| What this task involves |
Restate each of the lines given below, word for word.

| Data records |
* BEGIN *

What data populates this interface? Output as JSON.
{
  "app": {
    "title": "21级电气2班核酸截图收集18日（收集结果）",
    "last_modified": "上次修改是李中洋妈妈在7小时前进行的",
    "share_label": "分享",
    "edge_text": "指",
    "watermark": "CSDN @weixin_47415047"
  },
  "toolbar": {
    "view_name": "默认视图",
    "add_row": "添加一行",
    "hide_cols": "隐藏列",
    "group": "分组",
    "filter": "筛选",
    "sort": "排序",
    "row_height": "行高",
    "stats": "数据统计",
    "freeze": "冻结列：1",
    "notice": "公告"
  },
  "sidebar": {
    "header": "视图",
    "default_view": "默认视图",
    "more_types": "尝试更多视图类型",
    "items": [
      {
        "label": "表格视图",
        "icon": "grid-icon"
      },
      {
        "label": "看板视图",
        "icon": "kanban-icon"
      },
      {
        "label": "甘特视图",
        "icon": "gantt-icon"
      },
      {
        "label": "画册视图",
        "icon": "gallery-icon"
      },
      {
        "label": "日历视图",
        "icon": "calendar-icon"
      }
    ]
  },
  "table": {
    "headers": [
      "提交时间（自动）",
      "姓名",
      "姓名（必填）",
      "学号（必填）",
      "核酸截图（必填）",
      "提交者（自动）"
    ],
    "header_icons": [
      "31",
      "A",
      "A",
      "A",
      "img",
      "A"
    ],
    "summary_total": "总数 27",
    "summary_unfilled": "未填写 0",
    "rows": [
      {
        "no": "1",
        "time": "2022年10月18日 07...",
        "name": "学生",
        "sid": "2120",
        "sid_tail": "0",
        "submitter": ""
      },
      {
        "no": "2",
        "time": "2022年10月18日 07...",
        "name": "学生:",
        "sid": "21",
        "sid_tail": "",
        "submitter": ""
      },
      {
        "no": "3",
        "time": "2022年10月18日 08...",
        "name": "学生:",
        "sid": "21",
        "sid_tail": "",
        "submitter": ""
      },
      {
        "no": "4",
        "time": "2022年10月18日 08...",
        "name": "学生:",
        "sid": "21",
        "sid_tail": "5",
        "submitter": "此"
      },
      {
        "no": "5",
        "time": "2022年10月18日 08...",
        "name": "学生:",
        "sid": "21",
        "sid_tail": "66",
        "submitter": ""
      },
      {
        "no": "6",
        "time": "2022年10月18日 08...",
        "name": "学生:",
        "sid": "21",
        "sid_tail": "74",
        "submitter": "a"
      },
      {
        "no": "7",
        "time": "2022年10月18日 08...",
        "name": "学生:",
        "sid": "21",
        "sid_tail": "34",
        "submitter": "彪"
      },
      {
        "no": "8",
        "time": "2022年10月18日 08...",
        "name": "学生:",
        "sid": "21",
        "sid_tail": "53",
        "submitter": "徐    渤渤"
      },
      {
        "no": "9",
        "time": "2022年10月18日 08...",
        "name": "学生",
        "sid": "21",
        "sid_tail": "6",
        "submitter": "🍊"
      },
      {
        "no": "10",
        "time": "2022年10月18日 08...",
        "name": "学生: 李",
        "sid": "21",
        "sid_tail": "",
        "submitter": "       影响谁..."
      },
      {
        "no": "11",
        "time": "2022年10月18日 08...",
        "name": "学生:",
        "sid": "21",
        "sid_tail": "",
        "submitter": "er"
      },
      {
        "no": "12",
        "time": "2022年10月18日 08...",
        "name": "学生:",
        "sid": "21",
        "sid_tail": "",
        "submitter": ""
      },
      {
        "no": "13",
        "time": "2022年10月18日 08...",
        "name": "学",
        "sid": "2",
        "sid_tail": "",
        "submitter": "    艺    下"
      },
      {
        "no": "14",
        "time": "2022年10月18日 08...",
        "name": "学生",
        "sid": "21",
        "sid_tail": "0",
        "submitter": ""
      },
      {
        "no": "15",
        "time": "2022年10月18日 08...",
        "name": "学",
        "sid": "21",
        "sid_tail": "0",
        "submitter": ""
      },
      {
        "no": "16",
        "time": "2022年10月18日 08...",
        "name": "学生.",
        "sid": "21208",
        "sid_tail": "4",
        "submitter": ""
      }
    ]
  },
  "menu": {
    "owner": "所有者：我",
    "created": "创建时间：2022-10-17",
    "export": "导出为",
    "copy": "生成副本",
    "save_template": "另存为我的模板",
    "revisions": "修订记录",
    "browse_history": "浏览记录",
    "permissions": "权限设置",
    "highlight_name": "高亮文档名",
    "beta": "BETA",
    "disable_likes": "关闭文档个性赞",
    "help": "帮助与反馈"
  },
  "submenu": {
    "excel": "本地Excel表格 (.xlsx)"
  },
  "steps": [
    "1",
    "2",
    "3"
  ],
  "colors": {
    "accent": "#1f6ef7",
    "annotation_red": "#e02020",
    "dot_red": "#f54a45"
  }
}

* END *

| Response to the task |
What data populates this interface? Output as JSON.
{
  "app": {
    "title": "21级电气2班核酸截图收集18日（收集结果）",
    "last_modified": "上次修改是李中洋妈妈在7小时前进行的",
    "share_label": "分享",
    "edge_text": "指",
    "watermark": "CSDN @weixin_47415047"
  },
  "toolbar": {
    "view_name": "默认视图",
    "add_row": "添加一行",
    "hide_cols": "隐藏列",
    "group": "分组",
    "filter": "筛选",
    "sort": "排序",
    "row_height": "行高",
    "stats": "数据统计",
    "freeze": "冻结列：1",
    "notice": "公告"
  },
  "sidebar": {
    "header": "视图",
    "default_view": "默认视图",
    "more_types": "尝试更多视图类型",
    "items": [
      {
        "label": "表格视图",
        "icon": "grid-icon"
      },
      {
        "label": "看板视图",
        "icon": "kanban-icon"
      },
      {
        "label": "甘特视图",
        "icon": "gantt-icon"
      },
      {
        "label": "画册视图",
        "icon": "gallery-icon"
      },
      {
        "label": "日历视图",
        "icon": "calendar-icon"
      }
    ]
  },
  "table": {
    "headers": [
      "提交时间（自动）",
      "姓名",
      "姓名（必填）",
      "学号（必填）",
      "核酸截图（必填）",
      "提交者（自动）"
    ],
    "header_icons": [
      "31",
      "A",
      "A",
      "A",
      "img",
      "A"
    ],
    "summary_total": "总数 27",
    "summary_unfilled": "未填写 0",
    "rows": [
      {
        "no": "1",
        "time": "2022年10月18日 07...",
        "name": "学生",
        "sid": "2120",
        "sid_tail": "0",
        "submitter": ""
      },
      {
        "no": "2",
        "time": "2022年10月18日 07...",
        "name": "学生:",
        "sid": "21",
        "sid_tail": "",
        "submitter": ""
      },
      {
        "no": "3",
        "time": "2022年10月18日 08...",
        "name": "学生:",
        "sid": "21",
        "sid_tail": "",
        "submitter": ""
      },
      {
        "no": "4",
        "time": "2022年10月18日 08...",
        "name": "学生:",
        "sid": "21",
        "sid_tail": "5",
        "submitter": "此"
      },
      {
        "no": "5",
        "time": "2022年10月18日 08...",
        "name": "学生:",
        "sid": "21",
        "sid_tail": "66",
        "submitter": ""
      },
      {
        "no": "6",
        "time": "2022年10月18日 08...",
        "name": "学生:",
        "sid": "21",
        "sid_tail": "74",
        "submitter": "a"
      },
      {
        "no": "7",
        "time": "2022年10月18日 08...",
        "name": "学生:",
        "sid": "21",
        "sid_tail": "34",
        "submitter": "彪"
      },
      {
        "no": "8",
        "time": "2022年10月18日 08...",
        "name": "学生:",
        "sid": "21",
        "sid_tail": "53",
        "submitter": "徐    渤渤"
      },
      {
        "no": "9",
        "time": "2022年10月18日 08...",
        "name": "学生",
        "sid": "21",
        "sid_tail": "6",
        "submitter": "🍊"
      },
      {
        "no": "10",
        "time": "2022年10月18日 08...",
        "name": "学生: 李",
        "sid": "21",
        "sid_tail": "",
        "submitter": "       影响谁..."
      },
      {
        "no": "11",
        "time": "2022年10月18日 08...",
        "name": "学生:",
        "sid": "21",
        "sid_tail": "",
        "submitter": "er"
      },
      {
        "no": "12",
        "time": "2022年10月18日 08...",
        "name": "学生:",
        "sid": "21",
        "sid_tail": "",
        "submitter": ""
      },
      {
        "no": "13",
        "time": "2022年10月18日 08...",
        "name": "学",
        "sid": "2",
        "sid_tail": "",
        "submitter": "    艺    下"
      },
      {
        "no": "14",
        "time": "2022年10月18日 08...",
        "name": "学生",
        "sid": "21",
        "sid_tail": "0",
        "submitter": ""
      },
      {
        "no": "15",
        "time": "2022年10月18日 08...",
        "name": "学",
        "sid": "21",
        "sid_tail": "0",
        "submitter": ""
      },
      {
        "no": "16",
        "time": "2022年10月18日 08...",
        "name": "学生.",
        "sid": "21208",
        "sid_tail": "4",
        "submitter": ""
      }
    ]
  },
  "menu": {
    "owner": "所有者：我",
    "created": "创建时间：2022-10-17",
    "export": "导出为",
    "copy": "生成副本",
    "save_template": "另存为我的模板",
    "revisions": "修订记录",
    "browse_history": "浏览记录",
    "permissions": "权限设置",
    "highlight_name": "高亮文档名",
    "beta": "BETA",
    "disable_likes": "关闭文档个性赞",
    "help": "帮助与反馈"
  },
  "submenu": {
    "excel": "本地Excel表格 (.xlsx)"
  },
  "steps": [
    "1",
    "2",
    "3"
  ],
  "colors": {
    "accent": "#1f6ef7",
    "annotation_red": "#e02020",
    "dot_red": "#f54a45"
  }
}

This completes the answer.